→ Task description: Search the records for "Chi²". Copy every line where it appears.

Start Data section

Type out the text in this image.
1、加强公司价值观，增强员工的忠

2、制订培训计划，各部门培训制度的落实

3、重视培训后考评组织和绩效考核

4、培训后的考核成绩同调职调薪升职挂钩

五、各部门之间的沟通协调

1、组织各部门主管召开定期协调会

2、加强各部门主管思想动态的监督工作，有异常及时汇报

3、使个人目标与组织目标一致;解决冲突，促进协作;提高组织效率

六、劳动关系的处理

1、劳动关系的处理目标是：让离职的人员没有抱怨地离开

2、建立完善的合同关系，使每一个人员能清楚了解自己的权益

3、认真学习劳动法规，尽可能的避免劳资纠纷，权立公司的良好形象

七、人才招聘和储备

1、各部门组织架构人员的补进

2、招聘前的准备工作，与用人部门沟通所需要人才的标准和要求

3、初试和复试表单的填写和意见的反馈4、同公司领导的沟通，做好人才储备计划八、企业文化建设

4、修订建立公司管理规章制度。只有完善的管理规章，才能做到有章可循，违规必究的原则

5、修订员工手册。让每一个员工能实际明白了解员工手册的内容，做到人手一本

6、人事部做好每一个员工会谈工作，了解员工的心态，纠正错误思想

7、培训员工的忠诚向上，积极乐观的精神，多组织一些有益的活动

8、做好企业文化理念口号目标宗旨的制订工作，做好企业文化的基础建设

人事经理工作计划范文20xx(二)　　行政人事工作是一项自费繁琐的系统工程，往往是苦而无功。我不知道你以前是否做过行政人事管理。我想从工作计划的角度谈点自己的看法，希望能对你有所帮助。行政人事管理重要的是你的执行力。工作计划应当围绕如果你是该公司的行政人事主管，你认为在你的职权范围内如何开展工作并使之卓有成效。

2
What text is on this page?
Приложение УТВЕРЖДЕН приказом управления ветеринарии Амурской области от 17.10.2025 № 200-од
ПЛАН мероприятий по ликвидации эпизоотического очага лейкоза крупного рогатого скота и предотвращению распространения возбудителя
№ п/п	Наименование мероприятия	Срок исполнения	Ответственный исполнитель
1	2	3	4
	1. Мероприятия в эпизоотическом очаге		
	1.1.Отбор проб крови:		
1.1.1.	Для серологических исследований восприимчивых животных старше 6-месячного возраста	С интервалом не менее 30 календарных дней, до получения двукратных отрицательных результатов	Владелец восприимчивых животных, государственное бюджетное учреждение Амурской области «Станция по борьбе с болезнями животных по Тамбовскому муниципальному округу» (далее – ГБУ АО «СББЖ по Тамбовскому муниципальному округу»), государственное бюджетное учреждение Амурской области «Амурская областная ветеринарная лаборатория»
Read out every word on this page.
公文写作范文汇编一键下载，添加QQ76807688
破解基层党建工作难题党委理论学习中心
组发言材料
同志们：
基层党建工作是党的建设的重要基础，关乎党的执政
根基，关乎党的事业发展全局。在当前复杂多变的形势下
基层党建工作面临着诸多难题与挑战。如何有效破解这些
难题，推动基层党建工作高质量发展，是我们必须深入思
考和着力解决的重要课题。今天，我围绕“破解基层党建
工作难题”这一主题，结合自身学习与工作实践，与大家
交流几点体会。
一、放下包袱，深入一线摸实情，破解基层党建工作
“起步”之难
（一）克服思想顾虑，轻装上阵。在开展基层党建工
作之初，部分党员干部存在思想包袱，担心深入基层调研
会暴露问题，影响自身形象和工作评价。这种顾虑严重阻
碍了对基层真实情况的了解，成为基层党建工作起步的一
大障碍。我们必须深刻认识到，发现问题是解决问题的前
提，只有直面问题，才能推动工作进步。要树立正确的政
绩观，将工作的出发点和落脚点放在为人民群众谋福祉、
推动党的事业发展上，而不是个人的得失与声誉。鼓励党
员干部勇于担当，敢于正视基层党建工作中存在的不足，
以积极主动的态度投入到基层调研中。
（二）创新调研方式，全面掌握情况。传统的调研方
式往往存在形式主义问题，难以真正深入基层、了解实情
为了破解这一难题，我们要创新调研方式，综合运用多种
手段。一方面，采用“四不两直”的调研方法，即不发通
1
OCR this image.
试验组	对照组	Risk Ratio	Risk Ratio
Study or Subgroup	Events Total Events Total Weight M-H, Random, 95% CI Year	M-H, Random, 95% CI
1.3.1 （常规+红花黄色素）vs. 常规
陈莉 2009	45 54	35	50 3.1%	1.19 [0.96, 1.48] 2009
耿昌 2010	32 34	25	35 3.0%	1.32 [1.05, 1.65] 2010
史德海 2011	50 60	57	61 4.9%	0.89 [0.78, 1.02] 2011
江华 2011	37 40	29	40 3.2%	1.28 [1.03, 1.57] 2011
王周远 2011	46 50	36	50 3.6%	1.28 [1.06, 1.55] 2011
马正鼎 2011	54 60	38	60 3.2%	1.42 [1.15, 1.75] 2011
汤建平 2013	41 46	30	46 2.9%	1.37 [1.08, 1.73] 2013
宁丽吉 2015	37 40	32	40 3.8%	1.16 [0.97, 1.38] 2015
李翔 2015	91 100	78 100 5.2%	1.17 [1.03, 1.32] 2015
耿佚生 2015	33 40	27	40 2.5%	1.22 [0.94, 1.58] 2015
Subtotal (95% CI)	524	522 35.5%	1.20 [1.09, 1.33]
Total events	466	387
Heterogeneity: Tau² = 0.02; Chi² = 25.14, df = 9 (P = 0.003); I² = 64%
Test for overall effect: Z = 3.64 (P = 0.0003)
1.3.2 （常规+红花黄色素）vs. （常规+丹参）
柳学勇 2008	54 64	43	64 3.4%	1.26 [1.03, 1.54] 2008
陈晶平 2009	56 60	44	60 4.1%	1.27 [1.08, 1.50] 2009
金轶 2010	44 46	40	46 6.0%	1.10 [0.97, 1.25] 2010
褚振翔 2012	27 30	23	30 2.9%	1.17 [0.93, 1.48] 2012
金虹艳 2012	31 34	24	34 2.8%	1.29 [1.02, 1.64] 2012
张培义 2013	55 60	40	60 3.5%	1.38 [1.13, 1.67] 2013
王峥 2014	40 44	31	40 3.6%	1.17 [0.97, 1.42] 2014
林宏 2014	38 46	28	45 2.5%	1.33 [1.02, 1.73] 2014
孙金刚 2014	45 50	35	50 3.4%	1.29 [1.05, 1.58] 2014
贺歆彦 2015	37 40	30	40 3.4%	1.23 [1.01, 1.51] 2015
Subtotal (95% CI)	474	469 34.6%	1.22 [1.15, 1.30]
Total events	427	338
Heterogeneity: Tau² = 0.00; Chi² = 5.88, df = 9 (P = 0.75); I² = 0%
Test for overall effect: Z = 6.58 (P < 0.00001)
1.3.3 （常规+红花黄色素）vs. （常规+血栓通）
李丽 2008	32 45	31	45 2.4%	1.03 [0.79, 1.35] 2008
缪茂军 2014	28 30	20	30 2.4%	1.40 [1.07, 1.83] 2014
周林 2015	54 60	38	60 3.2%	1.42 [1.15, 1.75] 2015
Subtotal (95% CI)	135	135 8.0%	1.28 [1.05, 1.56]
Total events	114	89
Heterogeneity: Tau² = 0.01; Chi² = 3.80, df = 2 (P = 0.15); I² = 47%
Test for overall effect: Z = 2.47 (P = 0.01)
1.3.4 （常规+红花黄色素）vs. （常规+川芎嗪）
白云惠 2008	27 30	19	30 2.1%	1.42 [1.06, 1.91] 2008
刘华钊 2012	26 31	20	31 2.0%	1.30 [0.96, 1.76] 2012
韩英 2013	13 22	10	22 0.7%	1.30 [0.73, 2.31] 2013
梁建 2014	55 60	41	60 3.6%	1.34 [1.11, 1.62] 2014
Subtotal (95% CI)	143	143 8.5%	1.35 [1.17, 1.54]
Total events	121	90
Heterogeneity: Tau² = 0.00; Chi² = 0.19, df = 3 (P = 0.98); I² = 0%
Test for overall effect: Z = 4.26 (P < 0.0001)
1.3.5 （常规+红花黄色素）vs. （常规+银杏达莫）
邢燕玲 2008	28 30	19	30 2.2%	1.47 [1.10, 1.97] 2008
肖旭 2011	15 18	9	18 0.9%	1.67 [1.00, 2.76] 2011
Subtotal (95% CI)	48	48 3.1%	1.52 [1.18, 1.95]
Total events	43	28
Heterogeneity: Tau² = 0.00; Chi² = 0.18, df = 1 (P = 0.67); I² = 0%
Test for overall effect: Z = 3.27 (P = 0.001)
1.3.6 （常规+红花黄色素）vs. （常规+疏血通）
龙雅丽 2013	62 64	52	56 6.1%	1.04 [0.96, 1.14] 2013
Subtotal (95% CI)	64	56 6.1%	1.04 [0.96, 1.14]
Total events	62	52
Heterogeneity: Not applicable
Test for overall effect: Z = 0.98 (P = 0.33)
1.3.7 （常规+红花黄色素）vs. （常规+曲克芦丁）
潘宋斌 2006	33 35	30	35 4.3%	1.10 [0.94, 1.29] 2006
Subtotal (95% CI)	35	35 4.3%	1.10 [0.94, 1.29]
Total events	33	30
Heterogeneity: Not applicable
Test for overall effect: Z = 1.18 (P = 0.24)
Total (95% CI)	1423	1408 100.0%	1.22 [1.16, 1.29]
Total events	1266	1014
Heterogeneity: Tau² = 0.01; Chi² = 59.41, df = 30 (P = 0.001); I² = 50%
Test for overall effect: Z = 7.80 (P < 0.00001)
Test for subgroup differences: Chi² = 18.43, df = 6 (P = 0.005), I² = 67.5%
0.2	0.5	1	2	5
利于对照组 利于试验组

End Data section

→ Right answer:
Heterogeneity: Tau² = 0.02; Chi² = 25.14, df = 9 (P = 0.003); I² = 64%
Heterogeneity: Tau² = 0.00; Chi² = 5.88, df = 9 (P = 0.75); I² = 0%
Heterogeneity: Tau² = 0.01; Chi² = 3.80, df = 2 (P = 0.15); I² = 47%
Heterogeneity: Tau² = 0.00; Chi² = 0.19, df = 3 (P = 0.98); I² = 0%
Heterogeneity: Tau² = 0.00; Chi² = 0.18, df = 1 (P = 0.67); I² = 0%
Heterogeneity: Tau² = 0.01; Chi² = 59.41, df = 30 (P = 0.001); I² = 50%
Test for subgroup differences: Chi² = 18.43, df = 6 (P = 0.005), I² = 67.5%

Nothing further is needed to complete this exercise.